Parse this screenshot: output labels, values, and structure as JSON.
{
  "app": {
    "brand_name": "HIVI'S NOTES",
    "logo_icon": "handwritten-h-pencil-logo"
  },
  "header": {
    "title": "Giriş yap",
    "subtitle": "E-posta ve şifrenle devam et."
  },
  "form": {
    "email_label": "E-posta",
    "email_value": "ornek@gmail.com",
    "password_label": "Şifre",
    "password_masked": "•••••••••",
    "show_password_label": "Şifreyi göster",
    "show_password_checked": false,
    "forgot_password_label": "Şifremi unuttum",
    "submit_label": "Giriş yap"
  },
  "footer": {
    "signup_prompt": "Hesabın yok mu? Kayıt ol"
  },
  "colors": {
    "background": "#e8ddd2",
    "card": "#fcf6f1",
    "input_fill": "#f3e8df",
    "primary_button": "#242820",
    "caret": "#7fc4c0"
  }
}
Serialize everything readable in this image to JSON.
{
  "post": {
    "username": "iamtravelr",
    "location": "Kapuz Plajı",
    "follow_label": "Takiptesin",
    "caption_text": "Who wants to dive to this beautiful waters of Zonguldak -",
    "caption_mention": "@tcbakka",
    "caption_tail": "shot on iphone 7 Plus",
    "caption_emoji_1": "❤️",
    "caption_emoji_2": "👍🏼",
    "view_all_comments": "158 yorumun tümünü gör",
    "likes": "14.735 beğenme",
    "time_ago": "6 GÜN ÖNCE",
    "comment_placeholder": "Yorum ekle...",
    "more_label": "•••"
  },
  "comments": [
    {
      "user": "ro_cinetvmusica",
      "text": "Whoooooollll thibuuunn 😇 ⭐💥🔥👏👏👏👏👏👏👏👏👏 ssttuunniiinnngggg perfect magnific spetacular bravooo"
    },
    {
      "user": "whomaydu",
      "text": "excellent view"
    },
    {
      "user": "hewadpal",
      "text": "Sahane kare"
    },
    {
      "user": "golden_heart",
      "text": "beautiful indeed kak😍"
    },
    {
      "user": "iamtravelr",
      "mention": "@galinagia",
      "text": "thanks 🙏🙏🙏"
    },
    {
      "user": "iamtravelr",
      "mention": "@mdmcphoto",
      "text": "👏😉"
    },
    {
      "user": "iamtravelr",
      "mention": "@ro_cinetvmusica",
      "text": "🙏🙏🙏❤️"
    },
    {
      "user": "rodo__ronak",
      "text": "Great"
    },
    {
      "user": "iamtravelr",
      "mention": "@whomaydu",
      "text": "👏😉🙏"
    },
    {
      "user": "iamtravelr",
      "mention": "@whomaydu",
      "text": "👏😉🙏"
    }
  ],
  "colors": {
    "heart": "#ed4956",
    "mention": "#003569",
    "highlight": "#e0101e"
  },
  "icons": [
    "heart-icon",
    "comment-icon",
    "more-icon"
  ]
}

▸ **Problem description**:
Generate an exact reproduction of all entries.

▸ **Written answer**:
Parse this screenshot: output labels, values, and structure as JSON.
{
  "app": {
    "brand_name": "HIVI'S NOTES",
    "logo_icon": "handwritten-h-pencil-logo"
  },
  "header": {
    "title": "Giriş yap",
    "subtitle": "E-posta ve şifrenle devam et."
  },
  "form": {
    "email_label": "E-posta",
    "email_value": "ornek@gmail.com",
    "password_label": "Şifre",
    "password_masked": "•••••••••",
    "show_password_label": "Şifreyi göster",
    "show_password_checked": false,
    "forgot_password_label": "Şifremi unuttum",
    "submit_label": "Giriş yap"
  },
  "footer": {
    "signup_prompt": "Hesabın yok mu? Kayıt ol"
  },
  "colors": {
    "background": "#e8ddd2",
    "card": "#fcf6f1",
    "input_fill": "#f3e8df",
    "primary_button": "#242820",
    "caret": "#7fc4c0"
  }
}
Serialize everything readable in this image to JSON.
{
  "post": {
    "username": "iamtravelr",
    "location": "Kapuz Plajı",
    "follow_label": "Takiptesin",
    "caption_text": "Who wants to dive to this beautiful waters of Zonguldak -",
    "caption_mention": "@tcbakka",
    "caption_tail": "shot on iphone 7 Plus",
    "caption_emoji_1": "❤️",
    "caption_emoji_2": "👍🏼",
    "view_all_comments": "158 yorumun tümünü gör",
    "likes": "14.735 beğenme",
    "time_ago": "6 GÜN ÖNCE",
    "comment_placeholder": "Yorum ekle...",
    "more_label": "•••"
  },
  "comments": [
    {
      "user": "ro_cinetvmusica",
      "text": "Whoooooollll thibuuunn 😇 ⭐💥🔥👏👏👏👏👏👏👏👏👏 ssttuunniiinnngggg perfect magnific spetacular bravooo"
    },
    {
      "user": "whomaydu",
      "text": "excellent view"
    },
    {
      "user": "hewadpal",
      "text": "Sahane kare"
    },
    {
      "user": "golden_heart",
      "text": "beautiful indeed kak😍"
    },
    {
      "user": "iamtravelr",
      "mention": "@galinagia",
      "text": "thanks 🙏🙏🙏"
    },
    {
      "user": "iamtravelr",
      "mention": "@mdmcphoto",
      "text": "👏😉"
    },
    {
      "user": "iamtravelr",
      "mention": "@ro_cinetvmusica",
      "text": "🙏🙏🙏❤️"
    },
    {
      "user": "rodo__ronak",
      "text": "Great"
    },
    {
      "user": "iamtravelr",
      "mention": "@whomaydu",
      "text": "👏😉🙏"
    },
    {
      "user": "iamtravelr",
      "mention": "@whomaydu",
      "text": "👏😉🙏"
    }
  ],
  "colors": {
    "heart": "#ed4956",
    "mention": "#003569",
    "highlight": "#e0101e"
  },
  "icons": [
    "heart-icon",
    "comment-icon",
    "more-icon"
  ]
}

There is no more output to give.